What is being asked:
Write the listing below out again exactly, dropping the images.

(Entries with figure data)

◆ ◆ ◆ ◆ ◆ ◆ ◆

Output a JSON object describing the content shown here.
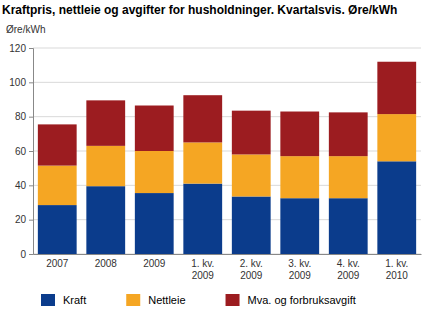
{
  "chart_data": {
    "type": "bar",
    "stacked": true,
    "title": "Kraftpris, nettleie og avgifter for husholdninger. Kvartalsvis. Øre/kWh",
    "y_label": "Øre/kWh",
    "categories": [
      "2007",
      "2008",
      "2009",
      "1. kv. 2009",
      "2. kv. 2009",
      "3. kv. 2009",
      "4. kv. 2009",
      "1. kv. 2010"
    ],
    "series": [
      {
        "name": "Kraft",
        "color": "#0b3c8c",
        "values": [
          28.5,
          39.5,
          35.5,
          41,
          33.5,
          32.5,
          32.5,
          54
        ]
      },
      {
        "name": "Nettleie",
        "color": "#f5a623",
        "values": [
          23,
          23.5,
          24.5,
          24,
          24.5,
          24.5,
          24.5,
          27.5
        ]
      },
      {
        "name": "Mva. og forbruksavgift",
        "color": "#9c1c20",
        "values": [
          24,
          26.5,
          26.5,
          27.5,
          25.5,
          26,
          25.5,
          30.5
        ]
      }
    ],
    "ylim": [
      0,
      120
    ],
    "yticks": [
      0,
      20,
      40,
      60,
      80,
      100,
      120
    ],
    "grid": true,
    "legend": "bottom"
  }
}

◆ ◆ ◆ ◆ ◆ ◆ ◆

Response for this exercise:
Output a JSON object describing the content shown here.
{
  "chart_data": {
    "type": "bar",
    "stacked": true,
    "title": "Kraftpris, nettleie og avgifter for husholdninger. Kvartalsvis. Øre/kWh",
    "y_label": "Øre/kWh",
    "categories": [
      "2007",
      "2008",
      "2009",
      "1. kv. 2009",
      "2. kv. 2009",
      "3. kv. 2009",
      "4. kv. 2009",
      "1. kv. 2010"
    ],
    "series": [
      {
        "name": "Kraft",
        "color": "#0b3c8c",
        "values": [
          28.5,
          39.5,
          35.5,
          41,
          33.5,
          32.5,
          32.5,
          54
        ]
      },
      {
        "name": "Nettleie",
        "color": "#f5a623",
        "values": [
          23,
          23.5,
          24.5,
          24,
          24.5,
          24.5,
          24.5,
          27.5
        ]
      },
      {
        "name": "Mva. og forbruksavgift",
        "color": "#9c1c20",
        "values": [
          24,
          26.5,
          26.5,
          27.5,
          25.5,
          26,
          25.5,
          30.5
        ]
      }
    ],
    "ylim": [
      0,
      120
    ],
    "yticks": [
      0,
      20,
      40,
      60,
      80,
      100,
      120
    ],
    "grid": true,
    "legend": "bottom"
  }
}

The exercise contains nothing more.